_What the task asks_. Copy each line below in which the word "reminders" occurs.

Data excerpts
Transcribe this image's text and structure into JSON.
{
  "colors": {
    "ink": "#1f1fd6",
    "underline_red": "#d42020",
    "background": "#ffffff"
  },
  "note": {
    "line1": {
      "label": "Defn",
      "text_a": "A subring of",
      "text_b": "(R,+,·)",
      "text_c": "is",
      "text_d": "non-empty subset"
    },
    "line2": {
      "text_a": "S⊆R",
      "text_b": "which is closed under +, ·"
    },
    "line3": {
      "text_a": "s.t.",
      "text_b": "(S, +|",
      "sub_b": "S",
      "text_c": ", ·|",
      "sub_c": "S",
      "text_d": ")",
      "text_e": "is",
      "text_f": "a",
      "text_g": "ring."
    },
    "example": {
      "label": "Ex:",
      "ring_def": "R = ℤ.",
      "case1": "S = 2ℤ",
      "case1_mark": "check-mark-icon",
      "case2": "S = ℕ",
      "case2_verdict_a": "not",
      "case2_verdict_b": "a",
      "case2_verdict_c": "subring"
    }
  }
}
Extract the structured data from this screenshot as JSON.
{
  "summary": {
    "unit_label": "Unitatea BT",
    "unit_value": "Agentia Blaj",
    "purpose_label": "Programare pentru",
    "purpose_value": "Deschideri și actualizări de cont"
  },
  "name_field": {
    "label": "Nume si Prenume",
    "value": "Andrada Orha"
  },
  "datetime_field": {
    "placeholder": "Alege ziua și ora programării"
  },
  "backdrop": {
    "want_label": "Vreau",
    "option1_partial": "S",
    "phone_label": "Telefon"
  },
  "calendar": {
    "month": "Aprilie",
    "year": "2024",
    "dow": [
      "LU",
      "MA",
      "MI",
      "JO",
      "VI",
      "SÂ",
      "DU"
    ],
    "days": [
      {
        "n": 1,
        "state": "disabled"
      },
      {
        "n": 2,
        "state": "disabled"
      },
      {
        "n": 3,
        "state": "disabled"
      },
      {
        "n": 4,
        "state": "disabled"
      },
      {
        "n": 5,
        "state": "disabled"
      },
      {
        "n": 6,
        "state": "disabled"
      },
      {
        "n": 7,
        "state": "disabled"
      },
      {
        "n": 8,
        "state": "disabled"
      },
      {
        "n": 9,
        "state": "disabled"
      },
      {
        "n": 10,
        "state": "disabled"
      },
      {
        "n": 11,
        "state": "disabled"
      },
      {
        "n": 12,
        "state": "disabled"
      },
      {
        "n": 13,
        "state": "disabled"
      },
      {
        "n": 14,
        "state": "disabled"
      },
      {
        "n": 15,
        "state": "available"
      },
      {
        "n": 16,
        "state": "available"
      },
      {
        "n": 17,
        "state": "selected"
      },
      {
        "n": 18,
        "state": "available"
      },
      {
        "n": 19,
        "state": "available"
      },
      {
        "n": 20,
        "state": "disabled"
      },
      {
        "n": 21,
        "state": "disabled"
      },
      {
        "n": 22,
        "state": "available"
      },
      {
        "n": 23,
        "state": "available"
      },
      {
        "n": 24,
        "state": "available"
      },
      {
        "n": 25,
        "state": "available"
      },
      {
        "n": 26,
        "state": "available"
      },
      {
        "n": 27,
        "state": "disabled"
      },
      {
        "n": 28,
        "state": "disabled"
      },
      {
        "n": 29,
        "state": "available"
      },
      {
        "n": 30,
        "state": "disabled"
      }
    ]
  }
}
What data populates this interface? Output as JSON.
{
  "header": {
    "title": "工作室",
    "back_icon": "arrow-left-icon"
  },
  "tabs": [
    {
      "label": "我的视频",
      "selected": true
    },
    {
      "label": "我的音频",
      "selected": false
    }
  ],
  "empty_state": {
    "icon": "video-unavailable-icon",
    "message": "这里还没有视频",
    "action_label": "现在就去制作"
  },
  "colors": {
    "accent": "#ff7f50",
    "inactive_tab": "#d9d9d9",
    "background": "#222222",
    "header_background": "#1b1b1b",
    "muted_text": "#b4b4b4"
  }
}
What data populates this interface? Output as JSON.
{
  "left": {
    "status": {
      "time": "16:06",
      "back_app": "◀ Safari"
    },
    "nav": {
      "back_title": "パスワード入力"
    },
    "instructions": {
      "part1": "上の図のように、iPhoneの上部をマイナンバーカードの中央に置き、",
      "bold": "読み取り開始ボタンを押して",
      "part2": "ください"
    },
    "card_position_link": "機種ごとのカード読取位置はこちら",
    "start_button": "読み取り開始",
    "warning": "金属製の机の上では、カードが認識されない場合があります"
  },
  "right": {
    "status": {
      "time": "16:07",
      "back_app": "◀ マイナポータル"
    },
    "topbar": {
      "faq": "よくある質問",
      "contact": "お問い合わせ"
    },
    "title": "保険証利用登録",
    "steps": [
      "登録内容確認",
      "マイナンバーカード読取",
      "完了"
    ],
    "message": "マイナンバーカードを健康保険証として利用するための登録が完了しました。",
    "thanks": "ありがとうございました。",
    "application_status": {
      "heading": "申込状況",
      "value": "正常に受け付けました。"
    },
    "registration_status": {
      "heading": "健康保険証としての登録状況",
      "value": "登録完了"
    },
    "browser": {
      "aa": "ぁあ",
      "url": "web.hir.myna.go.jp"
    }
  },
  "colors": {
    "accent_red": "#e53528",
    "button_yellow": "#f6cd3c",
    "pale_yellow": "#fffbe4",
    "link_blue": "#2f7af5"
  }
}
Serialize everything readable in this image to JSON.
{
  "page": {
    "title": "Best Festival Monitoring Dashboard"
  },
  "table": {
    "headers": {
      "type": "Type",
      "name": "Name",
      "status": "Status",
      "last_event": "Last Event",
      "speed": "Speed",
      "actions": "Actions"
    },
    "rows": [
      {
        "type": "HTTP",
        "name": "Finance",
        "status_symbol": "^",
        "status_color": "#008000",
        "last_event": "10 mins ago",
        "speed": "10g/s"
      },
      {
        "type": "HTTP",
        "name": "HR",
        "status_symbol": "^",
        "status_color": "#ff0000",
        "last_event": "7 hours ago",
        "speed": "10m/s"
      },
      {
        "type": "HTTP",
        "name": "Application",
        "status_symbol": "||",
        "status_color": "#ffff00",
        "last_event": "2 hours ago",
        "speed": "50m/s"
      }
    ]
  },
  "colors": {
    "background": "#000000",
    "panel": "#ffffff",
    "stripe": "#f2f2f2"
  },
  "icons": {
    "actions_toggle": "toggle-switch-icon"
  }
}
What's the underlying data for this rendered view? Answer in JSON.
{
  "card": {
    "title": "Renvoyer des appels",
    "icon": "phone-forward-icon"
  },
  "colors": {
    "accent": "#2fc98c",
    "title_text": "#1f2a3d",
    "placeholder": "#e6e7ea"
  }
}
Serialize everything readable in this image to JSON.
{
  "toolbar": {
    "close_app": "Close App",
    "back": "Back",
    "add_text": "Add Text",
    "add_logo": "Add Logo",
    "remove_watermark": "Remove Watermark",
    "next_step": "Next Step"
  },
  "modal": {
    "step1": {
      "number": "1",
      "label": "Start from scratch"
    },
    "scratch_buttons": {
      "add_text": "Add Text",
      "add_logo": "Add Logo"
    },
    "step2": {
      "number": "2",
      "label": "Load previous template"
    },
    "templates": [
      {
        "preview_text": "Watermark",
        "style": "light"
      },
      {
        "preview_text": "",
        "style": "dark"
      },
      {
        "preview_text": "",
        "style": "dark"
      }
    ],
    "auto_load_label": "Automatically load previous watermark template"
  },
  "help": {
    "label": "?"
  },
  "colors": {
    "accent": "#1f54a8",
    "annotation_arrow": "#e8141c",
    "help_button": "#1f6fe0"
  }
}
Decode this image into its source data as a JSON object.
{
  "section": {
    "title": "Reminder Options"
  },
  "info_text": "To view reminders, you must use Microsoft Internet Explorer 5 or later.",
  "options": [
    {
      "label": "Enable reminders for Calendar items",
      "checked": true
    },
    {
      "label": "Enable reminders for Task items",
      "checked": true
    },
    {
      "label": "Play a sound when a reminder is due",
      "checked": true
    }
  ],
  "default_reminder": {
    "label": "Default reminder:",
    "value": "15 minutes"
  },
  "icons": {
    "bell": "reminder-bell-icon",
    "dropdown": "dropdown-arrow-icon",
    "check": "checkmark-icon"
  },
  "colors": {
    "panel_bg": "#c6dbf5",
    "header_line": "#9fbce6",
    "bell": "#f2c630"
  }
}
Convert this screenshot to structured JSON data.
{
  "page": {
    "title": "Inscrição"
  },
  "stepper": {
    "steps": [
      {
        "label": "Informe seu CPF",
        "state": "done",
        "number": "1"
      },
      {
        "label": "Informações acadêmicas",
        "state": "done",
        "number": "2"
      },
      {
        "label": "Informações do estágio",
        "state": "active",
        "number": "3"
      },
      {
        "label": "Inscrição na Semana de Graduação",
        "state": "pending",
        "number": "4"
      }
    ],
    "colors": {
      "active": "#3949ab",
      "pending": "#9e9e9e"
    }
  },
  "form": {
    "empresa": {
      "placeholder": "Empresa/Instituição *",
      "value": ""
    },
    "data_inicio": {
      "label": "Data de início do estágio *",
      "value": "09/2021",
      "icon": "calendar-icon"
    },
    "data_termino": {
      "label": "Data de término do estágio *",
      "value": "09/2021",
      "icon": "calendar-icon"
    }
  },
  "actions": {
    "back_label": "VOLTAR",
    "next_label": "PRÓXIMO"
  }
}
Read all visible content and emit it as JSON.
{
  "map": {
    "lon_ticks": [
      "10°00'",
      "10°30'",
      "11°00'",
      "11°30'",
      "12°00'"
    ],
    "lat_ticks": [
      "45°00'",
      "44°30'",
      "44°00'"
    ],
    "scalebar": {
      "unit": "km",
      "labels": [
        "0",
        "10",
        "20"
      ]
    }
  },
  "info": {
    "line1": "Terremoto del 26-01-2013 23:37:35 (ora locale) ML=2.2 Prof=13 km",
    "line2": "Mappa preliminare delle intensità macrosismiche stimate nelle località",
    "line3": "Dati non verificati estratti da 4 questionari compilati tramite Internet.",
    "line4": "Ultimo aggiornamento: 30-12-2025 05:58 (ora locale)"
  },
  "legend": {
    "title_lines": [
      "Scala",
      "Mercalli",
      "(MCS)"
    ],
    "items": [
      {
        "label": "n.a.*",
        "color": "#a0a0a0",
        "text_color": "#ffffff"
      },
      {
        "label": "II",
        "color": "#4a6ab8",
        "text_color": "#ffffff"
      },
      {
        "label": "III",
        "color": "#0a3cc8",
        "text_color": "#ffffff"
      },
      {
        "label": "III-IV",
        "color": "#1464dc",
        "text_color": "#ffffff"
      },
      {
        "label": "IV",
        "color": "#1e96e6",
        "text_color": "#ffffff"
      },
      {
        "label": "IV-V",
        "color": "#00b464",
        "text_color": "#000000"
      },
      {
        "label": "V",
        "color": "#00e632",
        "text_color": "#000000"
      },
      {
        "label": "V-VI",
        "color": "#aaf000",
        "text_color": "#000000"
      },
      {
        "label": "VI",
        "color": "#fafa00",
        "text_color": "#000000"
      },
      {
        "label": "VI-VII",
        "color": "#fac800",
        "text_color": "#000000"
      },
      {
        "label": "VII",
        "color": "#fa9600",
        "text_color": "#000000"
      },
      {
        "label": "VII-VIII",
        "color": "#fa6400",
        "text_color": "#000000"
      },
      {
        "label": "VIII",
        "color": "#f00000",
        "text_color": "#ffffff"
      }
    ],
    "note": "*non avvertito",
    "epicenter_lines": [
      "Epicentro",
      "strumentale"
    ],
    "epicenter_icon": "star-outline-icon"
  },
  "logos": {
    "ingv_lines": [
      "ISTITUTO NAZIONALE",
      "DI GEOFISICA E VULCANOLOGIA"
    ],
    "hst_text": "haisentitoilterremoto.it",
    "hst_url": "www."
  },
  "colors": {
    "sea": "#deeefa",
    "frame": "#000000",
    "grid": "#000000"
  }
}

_Exercise solution_.
  "info_text": "To view reminders, you must use Microsoft Internet Explorer 5 or later.",
      "label": "Enable reminders for Calendar items",
      "label": "Enable reminders for Task items",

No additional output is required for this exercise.